_TO DO_
Find how many lines in the material hold the word "title", then state that number and nothing more.

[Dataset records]
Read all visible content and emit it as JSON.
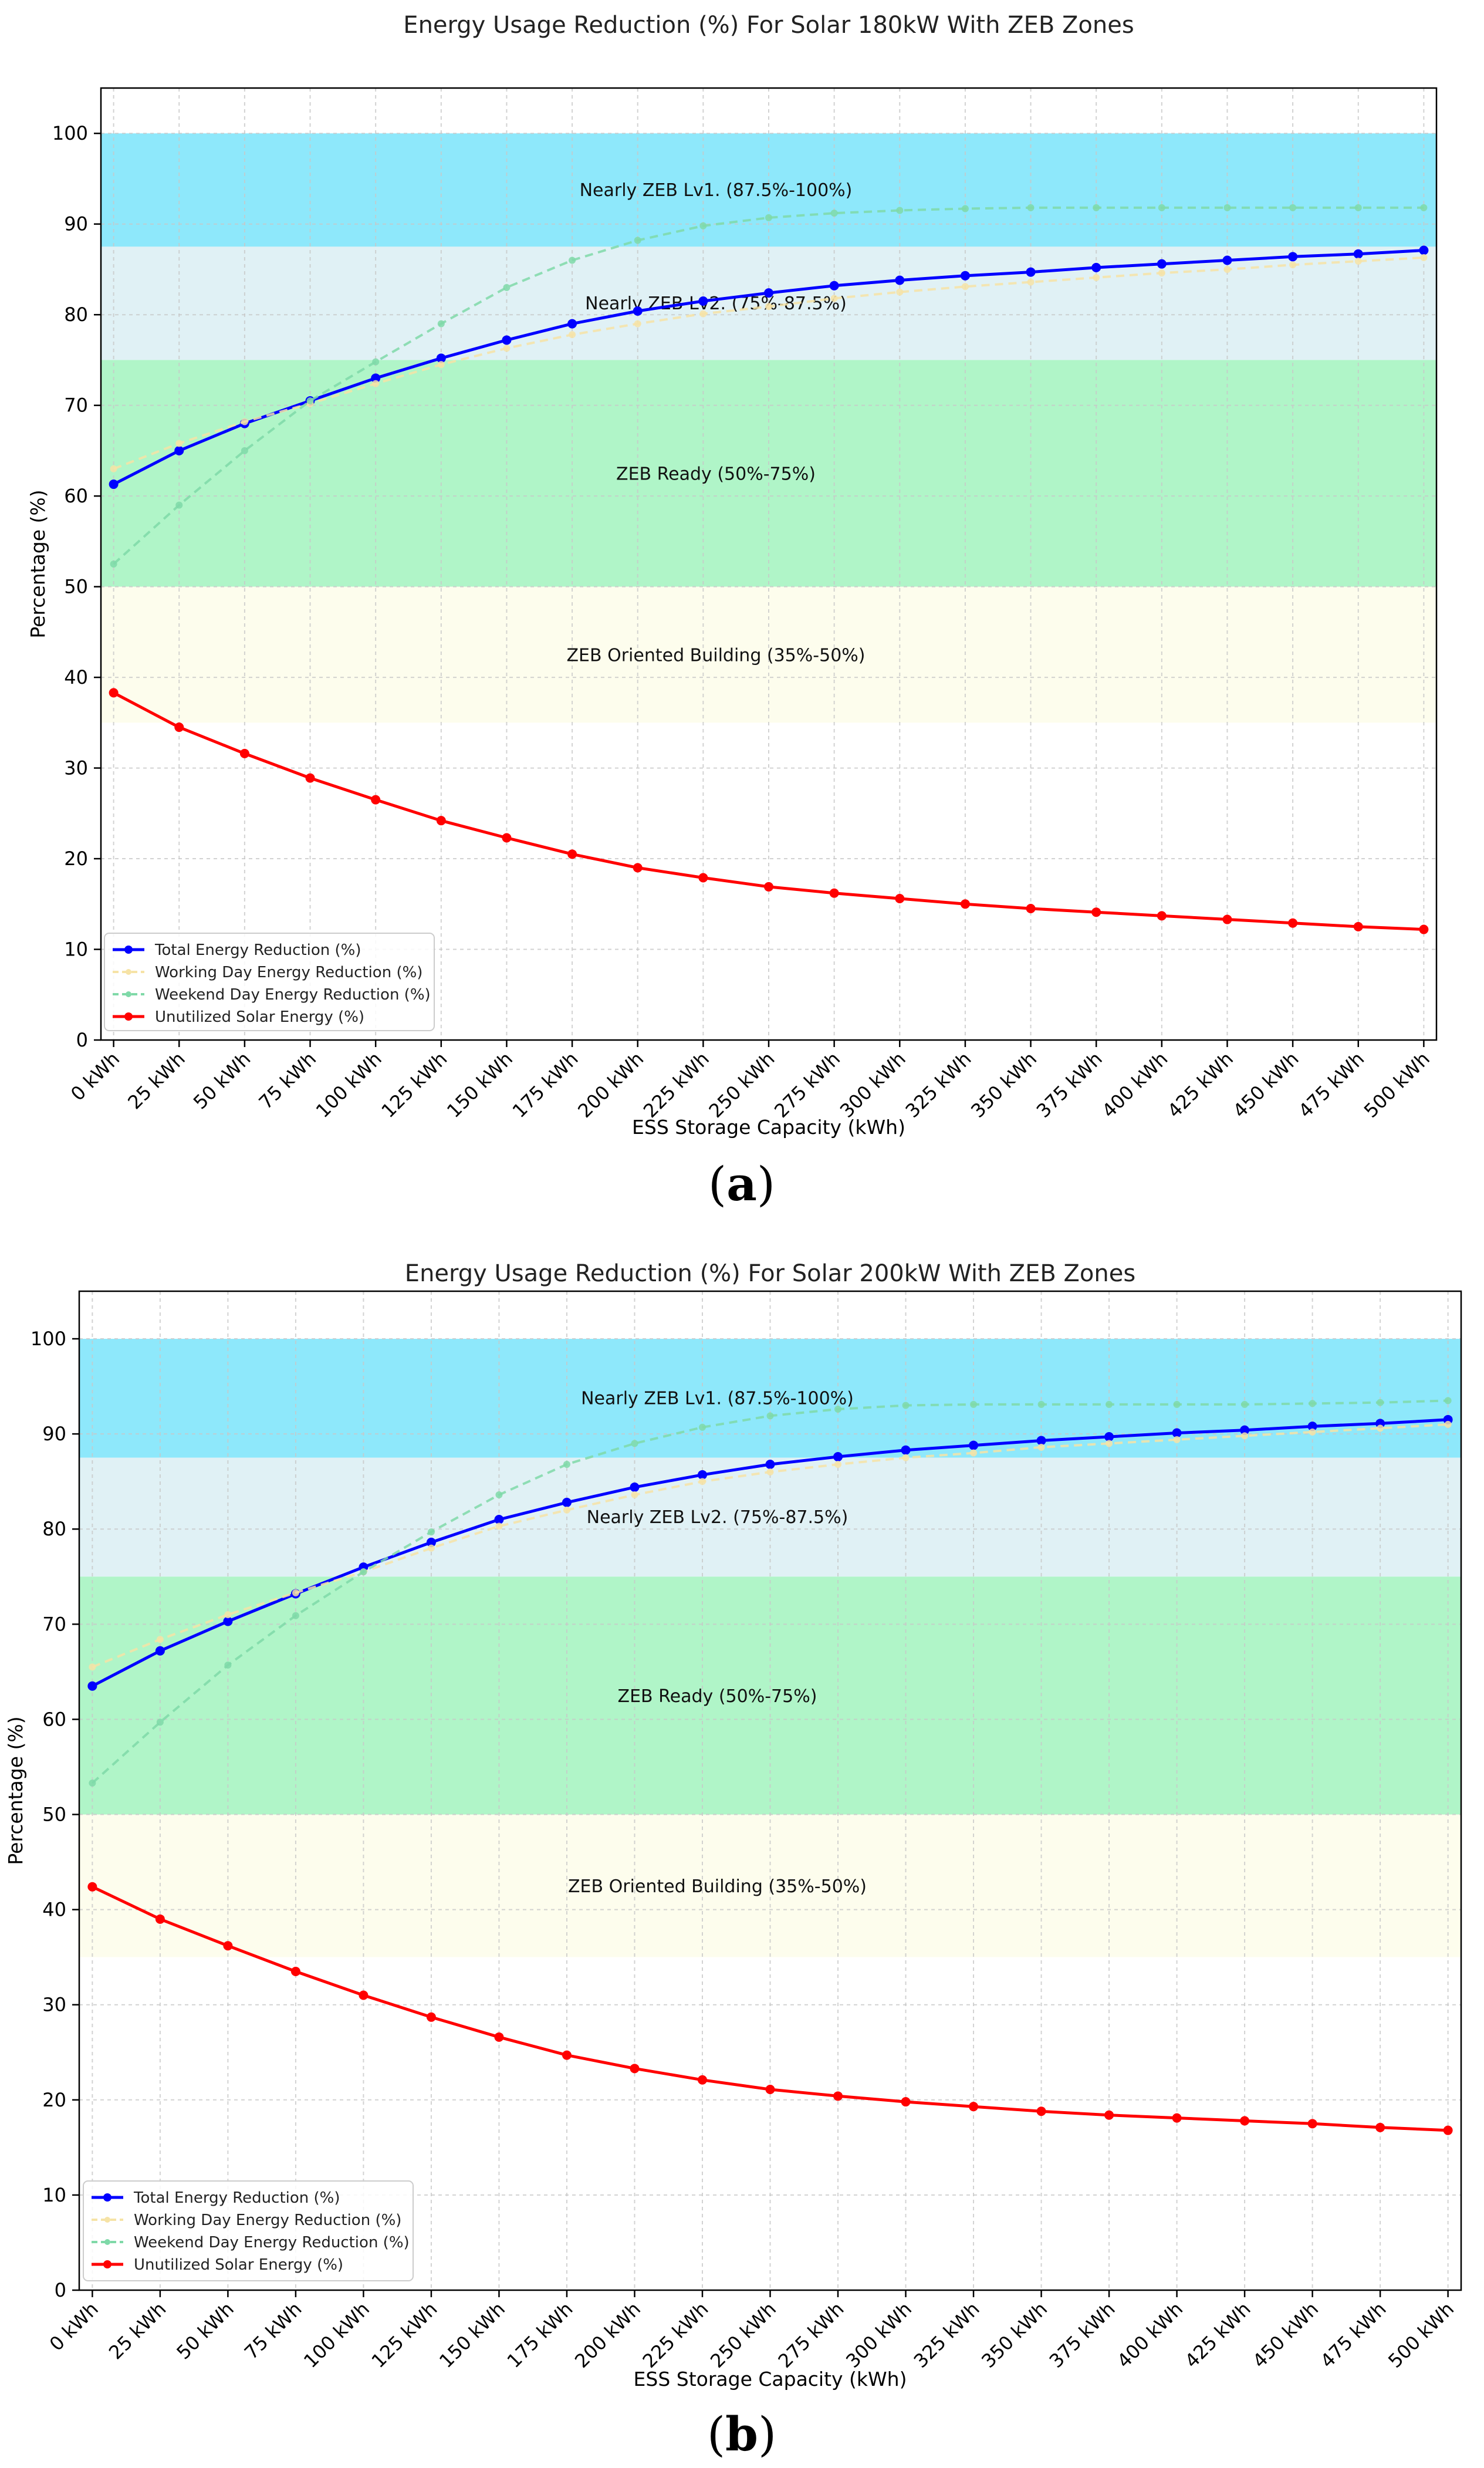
{
  "charts": [
    {
      "id": "a",
      "caption_letter": "a",
      "chart_data": {
        "type": "line",
        "title": "Energy Usage Reduction (%) For Solar 180kW With ZEB Zones",
        "xlabel": "ESS Storage Capacity (kWh)",
        "ylabel": "Percentage (%)",
        "ylim": [
          0,
          105
        ],
        "yticks": [
          0,
          10,
          20,
          30,
          40,
          50,
          60,
          70,
          80,
          90,
          100
        ],
        "grid": true,
        "legend_position": "bottom-left",
        "categories": [
          "0 kWh",
          "25 kWh",
          "50 kWh",
          "75 kWh",
          "100 kWh",
          "125 kWh",
          "150 kWh",
          "175 kWh",
          "200 kWh",
          "225 kWh",
          "250 kWh",
          "275 kWh",
          "300 kWh",
          "325 kWh",
          "350 kWh",
          "375 kWh",
          "400 kWh",
          "425 kWh",
          "450 kWh",
          "475 kWh",
          "500 kWh"
        ],
        "zones": [
          {
            "label": "Nearly ZEB Lv1. (87.5%-100%)",
            "from": 87.5,
            "to": 100,
            "color": "#8ee8fb",
            "label_y": 93.8
          },
          {
            "label": "Nearly ZEB Lv2. (75%-87.5%)",
            "from": 75,
            "to": 87.5,
            "color": "#e0f1f5",
            "label_y": 81.3
          },
          {
            "label": "ZEB Ready (50%-75%)",
            "from": 50,
            "to": 75,
            "color": "#b0f5c8",
            "label_y": 62.5
          },
          {
            "label": "ZEB Oriented Building (35%-50%)",
            "from": 35,
            "to": 50,
            "color": "#fdfded",
            "label_y": 42.5
          }
        ],
        "series": [
          {
            "name": "Total Energy Reduction (%)",
            "color": "#0000ff",
            "dashed": false,
            "width": 5,
            "marker": 8,
            "values": [
              61.3,
              65.0,
              68.0,
              70.5,
              73.0,
              75.2,
              77.2,
              79.0,
              80.4,
              81.5,
              82.4,
              83.2,
              83.8,
              84.3,
              84.7,
              85.2,
              85.6,
              86.0,
              86.4,
              86.7,
              87.1
            ]
          },
          {
            "name": "Working Day Energy Reduction (%)",
            "color": "#f6e3a6",
            "dashed": true,
            "width": 4,
            "marker": 6,
            "values": [
              63.0,
              65.8,
              68.2,
              70.2,
              72.4,
              74.5,
              76.3,
              77.8,
              79.0,
              80.1,
              80.9,
              81.8,
              82.5,
              83.1,
              83.6,
              84.1,
              84.6,
              85.0,
              85.5,
              85.9,
              86.3
            ]
          },
          {
            "name": "Weekend Day Energy Reduction (%)",
            "color": "#7fd9a8",
            "dashed": true,
            "width": 4,
            "marker": 6,
            "values": [
              52.5,
              59.0,
              65.0,
              70.5,
              74.8,
              79.0,
              83.0,
              86.0,
              88.2,
              89.8,
              90.7,
              91.2,
              91.5,
              91.7,
              91.8,
              91.8,
              91.8,
              91.8,
              91.8,
              91.8,
              91.8
            ]
          },
          {
            "name": "Unutilized Solar Energy (%)",
            "color": "#ff0000",
            "dashed": false,
            "width": 5,
            "marker": 8,
            "values": [
              38.3,
              34.5,
              31.6,
              28.9,
              26.5,
              24.2,
              22.3,
              20.5,
              19.0,
              17.9,
              16.9,
              16.2,
              15.6,
              15.0,
              14.5,
              14.1,
              13.7,
              13.3,
              12.9,
              12.5,
              12.2
            ]
          }
        ]
      }
    },
    {
      "id": "b",
      "caption_letter": "b",
      "chart_data": {
        "type": "line",
        "title": "Energy Usage Reduction (%) For Solar 200kW With ZEB Zones",
        "xlabel": "ESS Storage Capacity (kWh)",
        "ylabel": "Percentage (%)",
        "ylim": [
          0,
          105
        ],
        "yticks": [
          0,
          10,
          20,
          30,
          40,
          50,
          60,
          70,
          80,
          90,
          100
        ],
        "grid": true,
        "legend_position": "bottom-left",
        "categories": [
          "0 kWh",
          "25 kWh",
          "50 kWh",
          "75 kWh",
          "100 kWh",
          "125 kWh",
          "150 kWh",
          "175 kWh",
          "200 kWh",
          "225 kWh",
          "250 kWh",
          "275 kWh",
          "300 kWh",
          "325 kWh",
          "350 kWh",
          "375 kWh",
          "400 kWh",
          "425 kWh",
          "450 kWh",
          "475 kWh",
          "500 kWh"
        ],
        "zones": [
          {
            "label": "Nearly ZEB Lv1. (87.5%-100%)",
            "from": 87.5,
            "to": 100,
            "color": "#8ee8fb",
            "label_y": 93.8
          },
          {
            "label": "Nearly ZEB Lv2. (75%-87.5%)",
            "from": 75,
            "to": 87.5,
            "color": "#e0f1f5",
            "label_y": 81.3
          },
          {
            "label": "ZEB Ready (50%-75%)",
            "from": 50,
            "to": 75,
            "color": "#b0f5c8",
            "label_y": 62.5
          },
          {
            "label": "ZEB Oriented Building (35%-50%)",
            "from": 35,
            "to": 50,
            "color": "#fdfded",
            "label_y": 42.5
          }
        ],
        "series": [
          {
            "name": "Total Energy Reduction (%)",
            "color": "#0000ff",
            "dashed": false,
            "width": 5,
            "marker": 8,
            "values": [
              63.5,
              67.2,
              70.3,
              73.2,
              76.0,
              78.6,
              81.0,
              82.8,
              84.4,
              85.7,
              86.8,
              87.6,
              88.3,
              88.8,
              89.3,
              89.7,
              90.1,
              90.4,
              90.8,
              91.1,
              91.5
            ]
          },
          {
            "name": "Working Day Energy Reduction (%)",
            "color": "#f6e3a6",
            "dashed": true,
            "width": 4,
            "marker": 6,
            "values": [
              65.5,
              68.4,
              71.0,
              73.3,
              75.5,
              78.0,
              80.3,
              82.0,
              83.6,
              85.0,
              86.0,
              86.8,
              87.5,
              88.0,
              88.6,
              89.0,
              89.4,
              89.8,
              90.2,
              90.6,
              91.0
            ]
          },
          {
            "name": "Weekend Day Energy Reduction (%)",
            "color": "#7fd9a8",
            "dashed": true,
            "width": 4,
            "marker": 6,
            "values": [
              53.3,
              59.7,
              65.7,
              70.9,
              75.5,
              79.7,
              83.6,
              86.8,
              89.0,
              90.7,
              91.9,
              92.6,
              93.0,
              93.1,
              93.1,
              93.1,
              93.1,
              93.1,
              93.2,
              93.3,
              93.5
            ]
          },
          {
            "name": "Unutilized Solar Energy (%)",
            "color": "#ff0000",
            "dashed": false,
            "width": 5,
            "marker": 8,
            "values": [
              42.4,
              39.0,
              36.2,
              33.5,
              31.0,
              28.7,
              26.6,
              24.7,
              23.3,
              22.1,
              21.1,
              20.4,
              19.8,
              19.3,
              18.8,
              18.4,
              18.1,
              17.8,
              17.5,
              17.1,
              16.8
            ]
          }
        ]
      }
    }
  ]
}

_RESULT FOR THIS TASK_
2